◆ The task ◆
Copy each line exactly. Leave nothing out.

━━━━━━━━━━━━━━━━━━━━

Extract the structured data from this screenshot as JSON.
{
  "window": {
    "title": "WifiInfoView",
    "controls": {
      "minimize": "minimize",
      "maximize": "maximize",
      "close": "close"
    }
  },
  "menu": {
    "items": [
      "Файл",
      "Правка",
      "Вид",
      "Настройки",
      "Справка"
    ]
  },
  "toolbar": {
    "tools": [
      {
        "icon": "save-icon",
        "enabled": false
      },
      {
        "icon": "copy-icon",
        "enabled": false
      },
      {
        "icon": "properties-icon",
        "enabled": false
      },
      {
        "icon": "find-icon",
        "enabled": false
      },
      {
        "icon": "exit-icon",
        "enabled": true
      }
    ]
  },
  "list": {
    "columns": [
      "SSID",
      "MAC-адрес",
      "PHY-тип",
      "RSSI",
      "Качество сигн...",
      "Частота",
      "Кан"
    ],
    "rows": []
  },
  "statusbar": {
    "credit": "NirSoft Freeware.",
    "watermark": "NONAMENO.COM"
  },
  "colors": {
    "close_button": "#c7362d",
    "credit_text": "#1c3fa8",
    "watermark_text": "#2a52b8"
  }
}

━━━━━━━━━━━━━━━━━━━━

◆ Finished answer ◆
Extract the structured data from this screenshot as JSON.
{
  "window": {
    "title": "WifiInfoView",
    "controls": {
      "minimize": "minimize",
      "maximize": "maximize",
      "close": "close"
    }
  },
  "menu": {
    "items": [
      "Файл",
      "Правка",
      "Вид",
      "Настройки",
      "Справка"
    ]
  },
  "toolbar": {
    "tools": [
      {
        "icon": "save-icon",
        "enabled": false
      },
      {
        "icon": "copy-icon",
        "enabled": false
      },
      {
        "icon": "properties-icon",
        "enabled": false
      },
      {
        "icon": "find-icon",
        "enabled": false
      },
      {
        "icon": "exit-icon",
        "enabled": true
      }
    ]
  },
  "list": {
    "columns": [
      "SSID",
      "MAC-адрес",
      "PHY-тип",
      "RSSI",
      "Качество сигн...",
      "Частота",
      "Кан"
    ],
    "rows": []
  },
  "statusbar": {
    "credit": "NirSoft Freeware.",
    "watermark": "NONAMENO.COM"
  },
  "colors": {
    "close_button": "#c7362d",
    "credit_text": "#1c3fa8",
    "watermark_text": "#2a52b8"
  }
}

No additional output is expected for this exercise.